(DIRECTIVE 1) In the records, set out the lines from the line containing "Text: Source: ZipAtlas.com: Source: ZipAtlas.com" through the line containing "Text: 0.0%: 0.0% bbox=[665, 397, 695, 410]", both included, as a JSON list of strings with one string per line and blank lines omitted.
--- start PROVIDED PASSAGE ---
2010 Human Rights Fellows
UC Berkeley students join with others from Davis, Irvine, San Diego, Hastings Law School, and Santa Cruz to tackle human rights issues at home and abroad.
The 2010 fellows are:

Sandra Alvarez, Santa Cruz
Intercultural Human Rights Dialogues and Documentation
Asociación de Autoridades Tradicionales y Cabildos U'wa - Colombia

Madeleine Bair, Berkeley
From Victim to Victor: The Women Speak
Jamaicans for Justice - Jamaica

Teo Ballvé, Berkeley
Narco, Inc.: The Drug Economy’s Violent Spaces of Fortune
Verdad Abierta - Colombia
In partnership with Verdad Abierta (Open Truth), a local media organization, Teo will document how the illicit drug economy of Colombia’s armed conflict fuels a particularly ravenous metabolic cycle between violent dispossession, drug money, and plantation agribusiness. He will also trace how campesino organizations have devised non-violent political strategies that could be called a “radical humanitarianism” to fight against this violent ensemble of forces.
Read Teo's op-ed.

Lara Cushing, Berkeley
Protecting Vulnerable Communities in a Warming World
Interamerican Association for Environmental Defense - Mexico
Lara will work with the Asociación Interamericana para la Defensa del Ambiente, headquartered in Mexico City, to make the human rights case for climate change mitigation and adaptation. Her research will make clear the disproportionate impact of global warming on vulnerable communities in Latin America and states’ obligations to take action on climate change under existing human rights covenants. The project seeks to both assess ways in which human rights principles can sharpen climate change policy-making and identify guiding principles for preventing human rights abuse in the execution of mitigation and adaptation strategies going forward.

Cheryl Deutsch, Irvine
Planning for Livelihoods: Street Vendors and Sustainable Transport in India
National Hawkers’ Federation - India
Cheryl will work with the National Hawkers' Federation, a national federation of street vendors' unions in India, to explore the potential of urban planning to secure the right to livelihood of illegal street vendors. Specifically, she will carry out ethnographic studies of two newly constructed sustainable transport projects (one a Bus Rapid Transit corridor) and their efficacy in securing space for street vendors in New Delhi and Nanded, Maharashtra.
--- end PROVIDED PASSAGE ---
(DIRECTIVE 2) Translate this sentence from the passage on the 2010 Human Rights Fellows into Spanish: "UC Berkeley students join with others from Davis, Irvine, San Diego, Hastings Law School, and Santa Cruz to tackle human rights issues at home and abroad."
--- start DATA SUPPLIED ---
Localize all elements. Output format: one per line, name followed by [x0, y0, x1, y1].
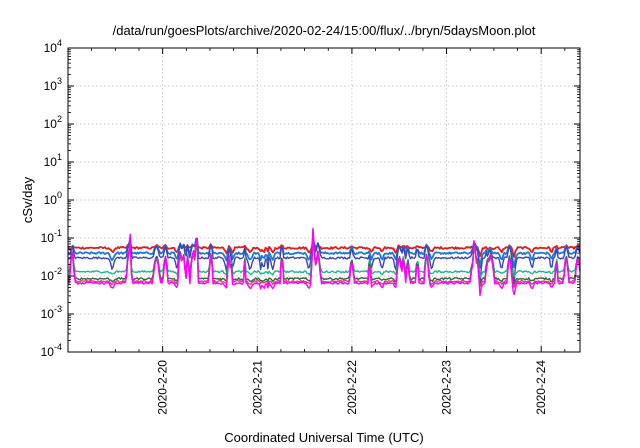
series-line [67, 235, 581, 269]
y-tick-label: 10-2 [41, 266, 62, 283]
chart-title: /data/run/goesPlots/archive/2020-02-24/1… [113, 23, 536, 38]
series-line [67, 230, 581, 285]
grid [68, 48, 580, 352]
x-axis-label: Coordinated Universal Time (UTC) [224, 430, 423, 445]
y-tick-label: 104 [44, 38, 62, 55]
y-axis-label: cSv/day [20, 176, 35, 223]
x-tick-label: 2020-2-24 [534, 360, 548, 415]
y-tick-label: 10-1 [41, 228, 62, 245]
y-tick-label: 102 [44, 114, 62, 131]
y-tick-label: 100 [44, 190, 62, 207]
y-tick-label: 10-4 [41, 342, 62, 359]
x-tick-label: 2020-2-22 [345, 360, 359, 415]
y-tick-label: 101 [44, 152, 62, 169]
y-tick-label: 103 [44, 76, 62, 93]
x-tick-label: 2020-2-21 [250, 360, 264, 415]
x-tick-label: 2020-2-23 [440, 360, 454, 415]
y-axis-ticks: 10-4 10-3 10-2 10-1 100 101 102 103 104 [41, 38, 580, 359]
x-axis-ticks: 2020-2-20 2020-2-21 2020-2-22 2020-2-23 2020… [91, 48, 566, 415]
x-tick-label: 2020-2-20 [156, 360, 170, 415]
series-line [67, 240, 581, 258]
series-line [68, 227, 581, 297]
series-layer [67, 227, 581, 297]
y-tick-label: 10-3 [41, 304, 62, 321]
--- end DATA SUPPLIED ---
--- start DATA SUPPLIED ---
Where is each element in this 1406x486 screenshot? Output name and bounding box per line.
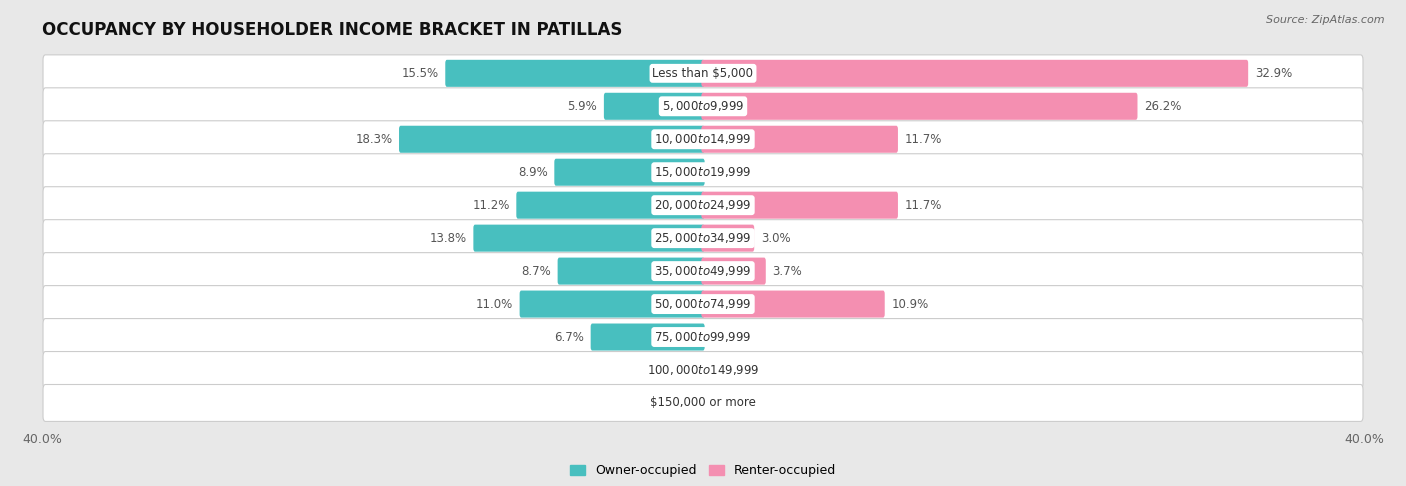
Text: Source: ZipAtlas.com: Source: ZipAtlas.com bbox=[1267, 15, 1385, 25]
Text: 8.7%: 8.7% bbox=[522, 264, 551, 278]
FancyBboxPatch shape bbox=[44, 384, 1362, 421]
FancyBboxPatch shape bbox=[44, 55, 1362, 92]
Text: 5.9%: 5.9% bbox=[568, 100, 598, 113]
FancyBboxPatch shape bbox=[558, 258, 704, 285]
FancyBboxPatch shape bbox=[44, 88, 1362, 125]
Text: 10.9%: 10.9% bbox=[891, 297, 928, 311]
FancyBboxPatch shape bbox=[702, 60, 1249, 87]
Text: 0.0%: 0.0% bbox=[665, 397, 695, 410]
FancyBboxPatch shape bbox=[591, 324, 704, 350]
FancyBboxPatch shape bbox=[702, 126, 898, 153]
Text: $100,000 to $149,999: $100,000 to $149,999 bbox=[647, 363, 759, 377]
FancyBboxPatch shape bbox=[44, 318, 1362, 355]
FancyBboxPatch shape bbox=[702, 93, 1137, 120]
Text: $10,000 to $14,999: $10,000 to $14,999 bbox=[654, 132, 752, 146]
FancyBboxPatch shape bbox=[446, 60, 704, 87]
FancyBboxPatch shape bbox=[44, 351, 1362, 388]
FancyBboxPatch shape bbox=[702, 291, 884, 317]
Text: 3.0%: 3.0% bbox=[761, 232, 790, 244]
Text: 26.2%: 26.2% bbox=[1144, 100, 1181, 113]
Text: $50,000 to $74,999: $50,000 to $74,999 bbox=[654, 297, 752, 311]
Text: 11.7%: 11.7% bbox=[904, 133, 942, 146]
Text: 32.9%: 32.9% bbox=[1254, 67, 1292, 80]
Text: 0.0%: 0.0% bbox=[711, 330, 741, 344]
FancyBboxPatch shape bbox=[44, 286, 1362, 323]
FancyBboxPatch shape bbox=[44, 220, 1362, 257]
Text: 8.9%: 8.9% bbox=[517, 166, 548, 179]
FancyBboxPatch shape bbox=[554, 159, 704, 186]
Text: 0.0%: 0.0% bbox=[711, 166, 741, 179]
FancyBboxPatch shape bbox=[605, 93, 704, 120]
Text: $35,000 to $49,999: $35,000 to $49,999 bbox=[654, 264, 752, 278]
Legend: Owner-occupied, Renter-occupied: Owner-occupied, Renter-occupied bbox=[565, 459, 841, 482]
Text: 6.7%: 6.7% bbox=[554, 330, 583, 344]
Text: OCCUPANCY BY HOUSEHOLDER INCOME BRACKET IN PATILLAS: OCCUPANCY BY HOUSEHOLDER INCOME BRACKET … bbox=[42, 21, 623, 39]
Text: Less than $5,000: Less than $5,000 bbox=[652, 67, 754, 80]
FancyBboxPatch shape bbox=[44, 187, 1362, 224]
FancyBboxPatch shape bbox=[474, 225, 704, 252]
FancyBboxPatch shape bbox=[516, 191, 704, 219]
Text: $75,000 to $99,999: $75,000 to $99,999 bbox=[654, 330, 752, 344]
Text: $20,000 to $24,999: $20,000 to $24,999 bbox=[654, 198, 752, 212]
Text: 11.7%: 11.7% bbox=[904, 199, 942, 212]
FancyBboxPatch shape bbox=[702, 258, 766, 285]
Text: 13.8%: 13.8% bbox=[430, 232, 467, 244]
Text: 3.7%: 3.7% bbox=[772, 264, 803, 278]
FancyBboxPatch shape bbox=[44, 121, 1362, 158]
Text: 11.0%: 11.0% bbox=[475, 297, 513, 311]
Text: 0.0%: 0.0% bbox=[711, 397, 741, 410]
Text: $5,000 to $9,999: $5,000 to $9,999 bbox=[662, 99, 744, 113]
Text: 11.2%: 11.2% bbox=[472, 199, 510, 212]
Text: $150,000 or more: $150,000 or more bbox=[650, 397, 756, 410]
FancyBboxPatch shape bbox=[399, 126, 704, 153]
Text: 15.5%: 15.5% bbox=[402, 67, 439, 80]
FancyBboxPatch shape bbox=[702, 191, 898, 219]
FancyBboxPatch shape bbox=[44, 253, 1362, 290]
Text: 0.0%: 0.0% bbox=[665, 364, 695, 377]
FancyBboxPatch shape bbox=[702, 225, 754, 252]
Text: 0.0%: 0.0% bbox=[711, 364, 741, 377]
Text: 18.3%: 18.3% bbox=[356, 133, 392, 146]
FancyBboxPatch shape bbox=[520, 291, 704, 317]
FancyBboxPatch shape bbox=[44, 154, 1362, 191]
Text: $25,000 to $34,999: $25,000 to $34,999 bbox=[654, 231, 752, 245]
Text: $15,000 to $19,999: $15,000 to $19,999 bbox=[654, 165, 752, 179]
--- end DATA SUPPLIED ---
(EXERCISE ANSWER 1)
[
  "Text: Source: ZipAtlas.com: Source: ZipAtlas.com bbox=[1267, 15, 1385, 25]",
  "Text: 8.7%: 8.7% bbox=[522, 264, 551, 278]",
  "FancyBboxPatch shape bbox=[44, 384, 1362, 421]",
  "FancyBboxPatch shape bbox=[44, 55, 1362, 92]",
  "Text: 5.9%: 5.9% bbox=[568, 100, 598, 113]",
  "FancyBboxPatch shape bbox=[558, 258, 704, 285]",
  "FancyBboxPatch shape bbox=[44, 88, 1362, 125]",
  "Text: 10.9%: 10.9% bbox=[891, 297, 928, 311]",
  "FancyBboxPatch shape bbox=[702, 60, 1249, 87]",
  "Text: 0.0%: 0.0% bbox=[665, 397, 695, 410]"
]

(EXERCISE ANSWER 2) Estudiantes de UC Berkeley se unen a otros de Davis, Irvine, San Diego, Hastings Law School y Santa Cruz para abordar cuestiones de derechos humanos en el país y en el extranjero.